Begin Given entries

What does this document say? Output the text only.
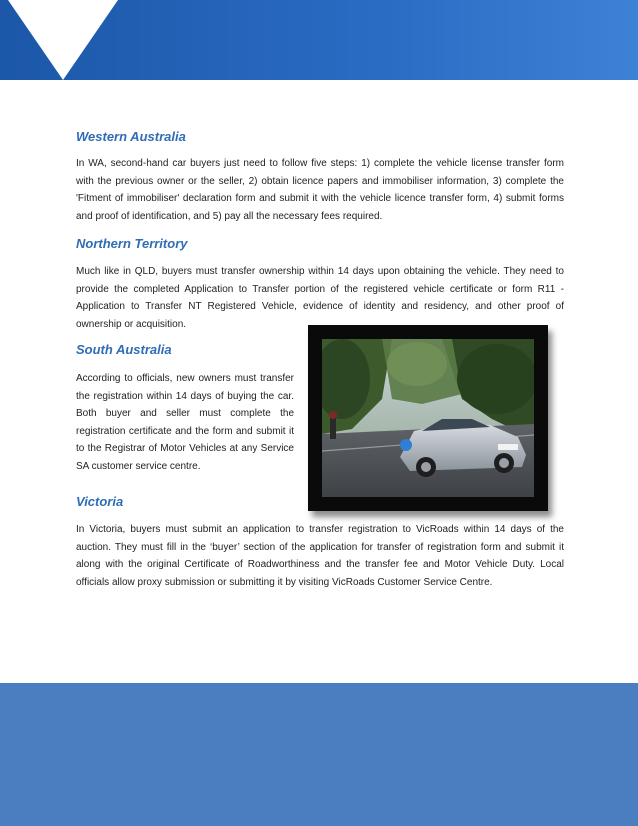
Western Australia

In WA, second-hand car buyers just need to follow five steps: 1) complete the vehicle license transfer form with the previous owner or the seller, 2) obtain licence papers and immobiliser information, 3) complete the 'Fitment of immobiliser' declaration form and submit it with the vehicle licence transfer form, 4) submit forms and proof of identification, and 5) pay all the necessary fees required.

Northern Territory

Much like in QLD, buyers must transfer ownership within 14 days upon obtaining the vehicle. They need to provide the completed Application to Transfer portion of the registered vehicle certificate or form R11 - Application to Transfer NT Registered Vehicle, evidence of identity and residency, and other proof of ownership or acquisition.

South Australia

According to officials, new owners must transfer the registration within 14 days of buying the car. Both buyer and seller must complete the registration certificate and the form and submit it to the Registrar of Motor Vehicles at any Service SA customer service centre.

Victoria

In Victoria, buyers must submit an application to transfer registration to VicRoads within 14 days of the auction. They must fill in the ‘buyer’ section of the application for transfer of registration form and submit it along with the original Certificate of Roadworthiness and the transfer fee and Motor Vehicle Duty. Local officials allow proxy submission or submitting it by visiting VicRoads Customer Service Centre.
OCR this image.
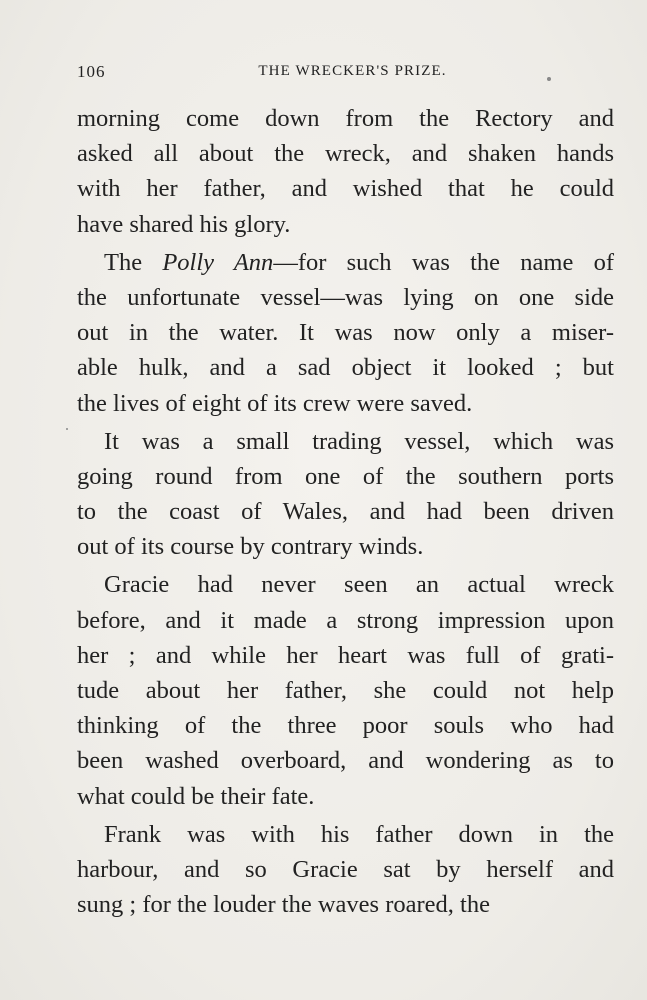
106	THE WRECKER'S PRIZE.
morning come down from the Rectory and
asked all about the wreck, and shaken hands
with her father, and wished that he could
have shared his glory.
The Polly Ann—for such was the name of
the unfortunate vessel—was lying on one side
out in the water. It was now only a miser-
able hulk, and a sad object it looked ; but
the lives of eight of its crew were saved.
It was a small trading vessel, which was
going round from one of the southern ports
to the coast of Wales, and had been driven
out of its course by contrary winds.
Gracie had never seen an actual wreck
before, and it made a strong impression upon
her ; and while her heart was full of grati-
tude about her father, she could not help
thinking of the three poor souls who had
been washed overboard, and wondering as to
what could be their fate.
Frank was with his father down in the
harbour, and so Gracie sat by herself and
sung ; for the louder the waves roared, the
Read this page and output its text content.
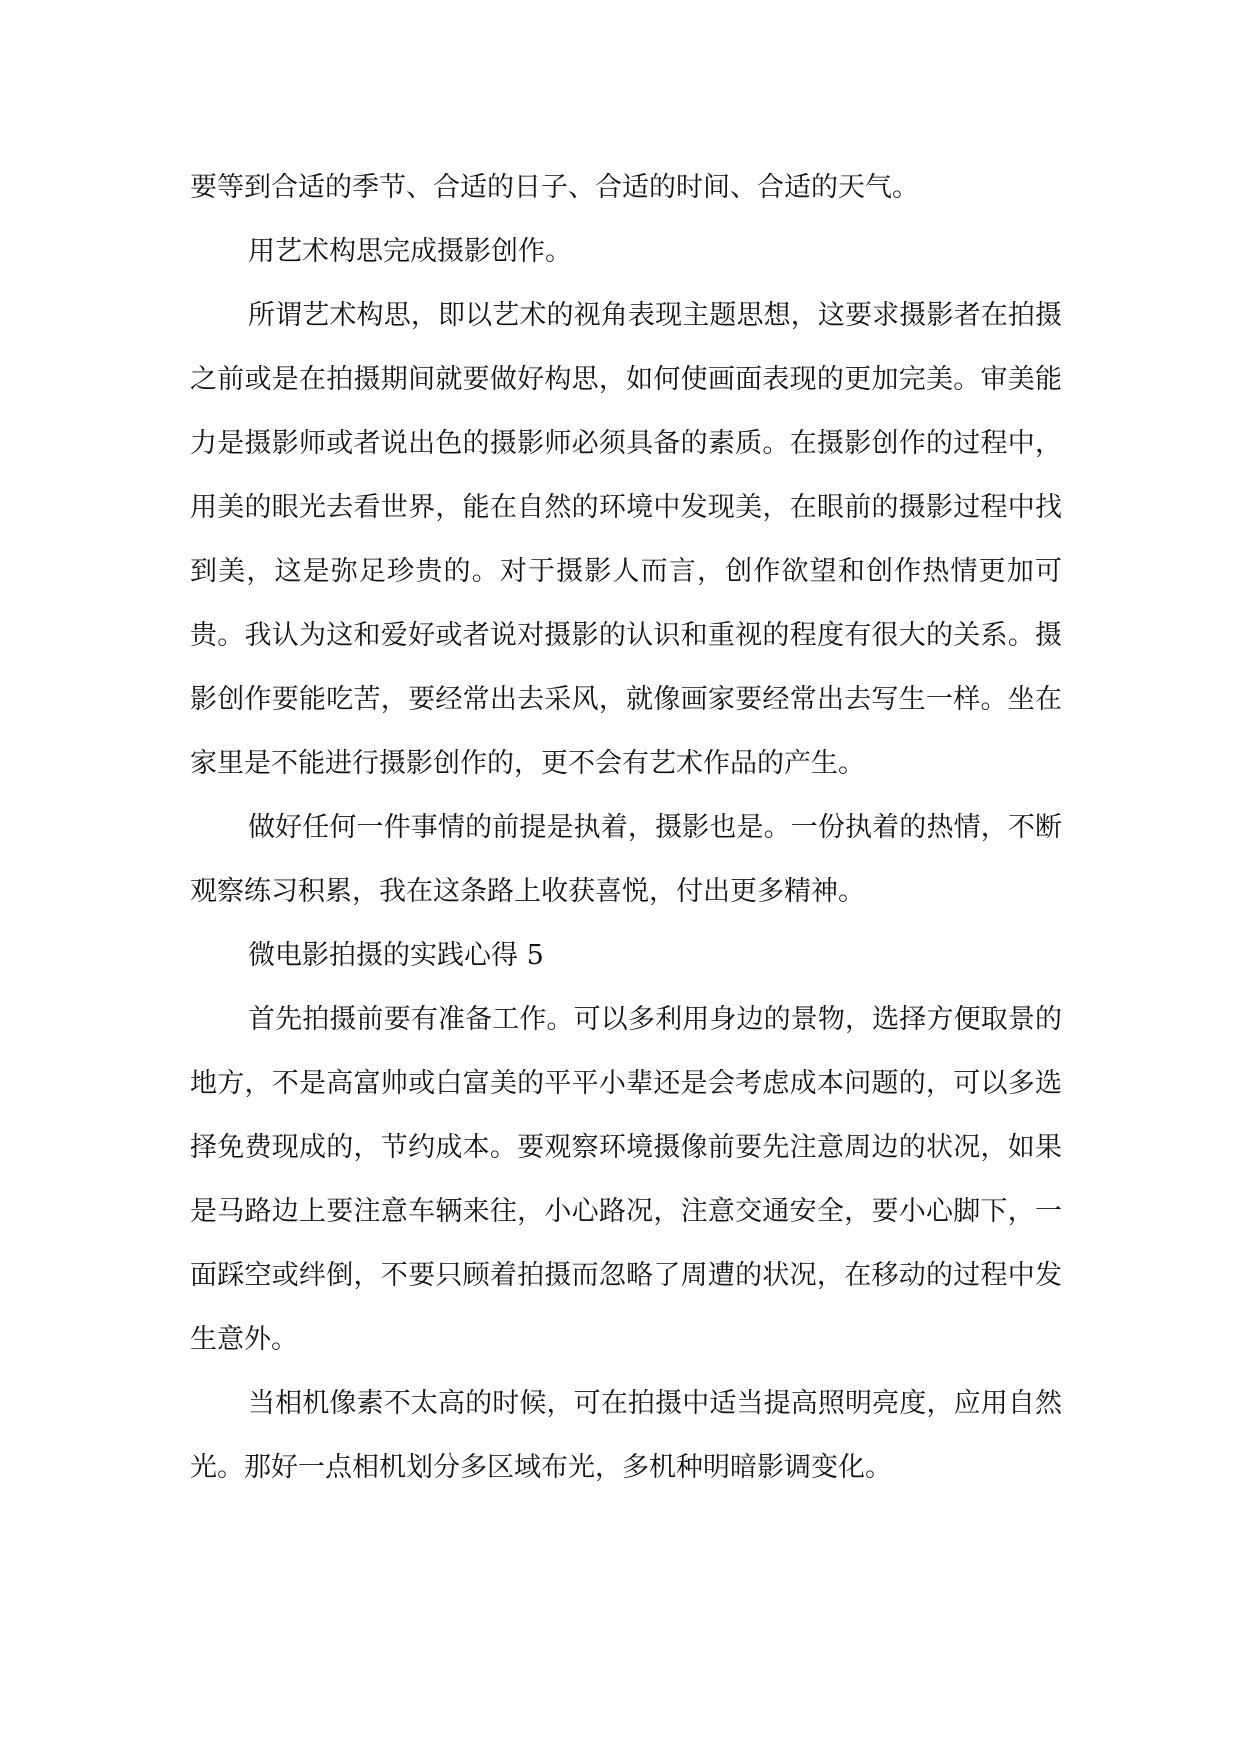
要等到合适的季节、合适的日子、合适的时间、合适的天气。
用艺术构思完成摄影创作。
所谓艺术构思，即以艺术的视角表现主题思想，这要求摄影者在拍摄之前或是在拍摄期间就要做好构思，如何使画面表现的更加完美。审美能力是摄影师或者说出色的摄影师必须具备的素质。在摄影创作的过程中，用美的眼光去看世界，能在自然的环境中发现美，在眼前的摄影过程中找到美，这是弥足珍贵的。对于摄影人而言，创作欲望和创作热情更加可贵。我认为这和爱好或者说对摄影的认识和重视的程度有很大的关系。摄影创作要能吃苦，要经常出去采风，就像画家要经常出去写生一样。坐在家里是不能进行摄影创作的，更不会有艺术作品的产生。
做好任何一件事情的前提是执着，摄影也是。一份执着的热情，不断观察练习积累，我在这条路上收获喜悦，付出更多精神。
微电影拍摄的实践心得 5
首先拍摄前要有准备工作。可以多利用身边的景物，选择方便取景的地方，不是高富帅或白富美的平平小辈还是会考虑成本问题的，可以多选择免费现成的，节约成本。要观察环境摄像前要先注意周边的状况，如果是马路边上要注意车辆来往，小心路况，注意交通安全，要小心脚下，一面踩空或绊倒，不要只顾着拍摄而忽略了周遭的状况，在移动的过程中发生意外。
当相机像素不太高的时候，可在拍摄中适当提高照明亮度，应用自然光。那好一点相机划分多区域布光，多机种明暗影调变化。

End Given entries

Take every line from the data above that holds "text" and copy it out.

■ Finished task:
What does this document say? Output the text only.
Read this page and output its text content.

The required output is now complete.